Exercise requirements: Pull out all lines from the listing below in which the word "unbanked" appears.

[A run of records]
━━━━
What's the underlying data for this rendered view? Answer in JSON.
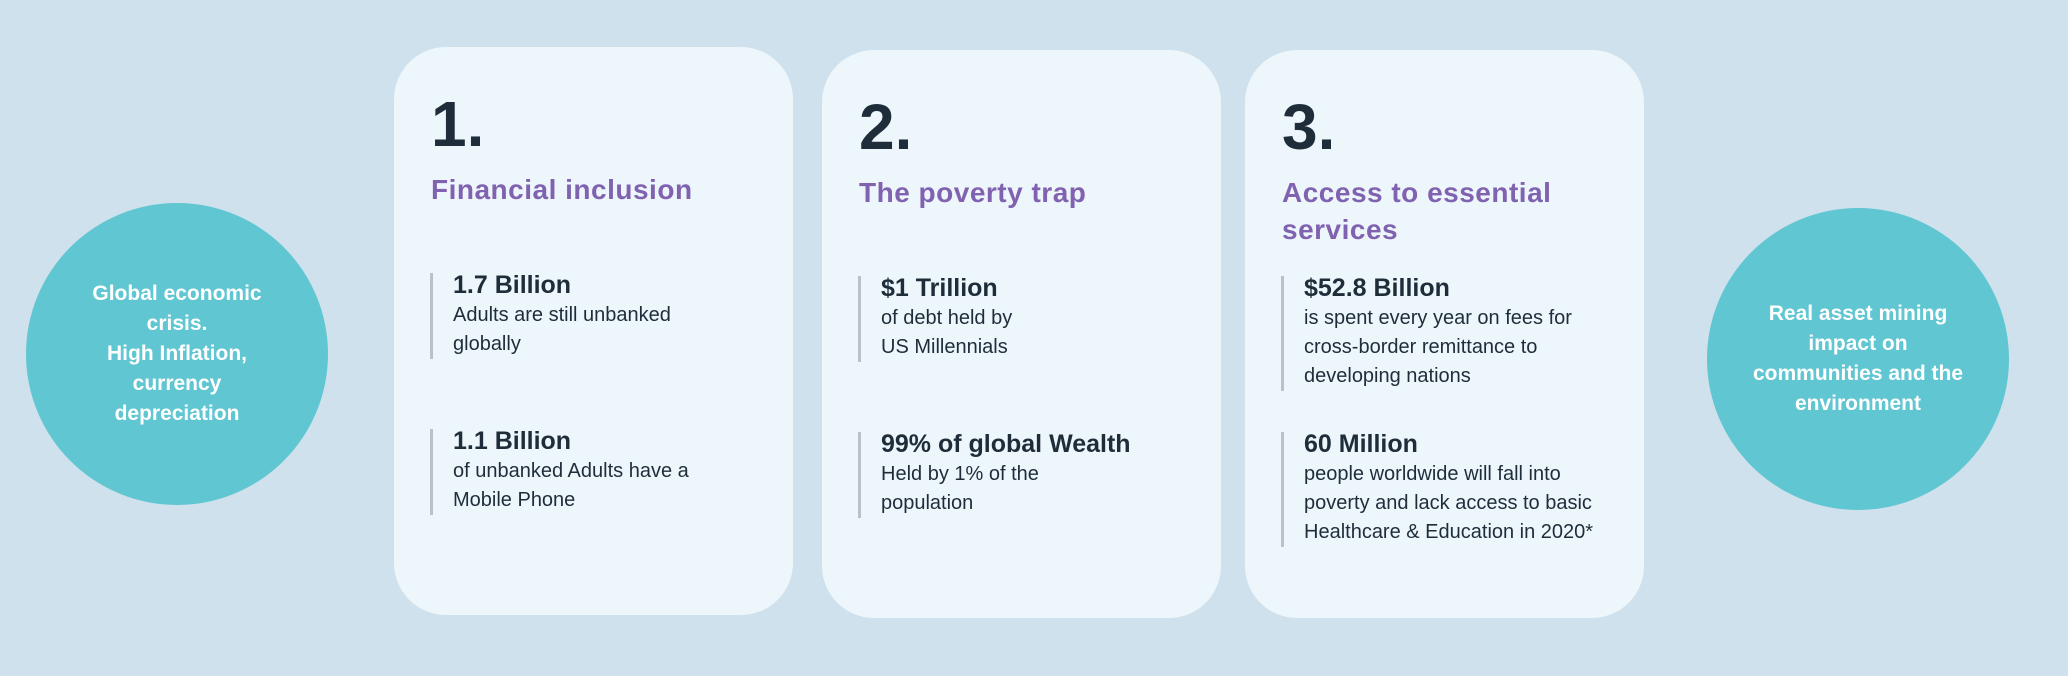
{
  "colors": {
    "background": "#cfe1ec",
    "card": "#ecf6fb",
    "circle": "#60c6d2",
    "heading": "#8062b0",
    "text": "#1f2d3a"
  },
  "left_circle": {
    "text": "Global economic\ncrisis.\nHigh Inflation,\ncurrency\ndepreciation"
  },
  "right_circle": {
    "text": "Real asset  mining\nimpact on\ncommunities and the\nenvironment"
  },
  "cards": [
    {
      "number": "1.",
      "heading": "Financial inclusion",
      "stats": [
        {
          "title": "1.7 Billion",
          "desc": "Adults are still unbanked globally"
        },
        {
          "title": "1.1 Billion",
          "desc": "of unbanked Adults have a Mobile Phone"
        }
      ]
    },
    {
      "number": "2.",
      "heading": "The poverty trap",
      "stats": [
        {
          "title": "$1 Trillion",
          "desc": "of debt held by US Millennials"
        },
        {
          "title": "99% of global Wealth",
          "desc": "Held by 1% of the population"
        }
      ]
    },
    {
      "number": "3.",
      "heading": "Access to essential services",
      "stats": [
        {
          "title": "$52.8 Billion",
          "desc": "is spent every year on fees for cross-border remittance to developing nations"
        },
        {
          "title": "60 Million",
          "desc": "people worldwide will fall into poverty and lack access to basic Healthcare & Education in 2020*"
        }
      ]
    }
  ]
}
━━━━
Completed task:
          "desc": "Adults are still unbanked globally"
          "desc": "of unbanked Adults have a Mobile Phone"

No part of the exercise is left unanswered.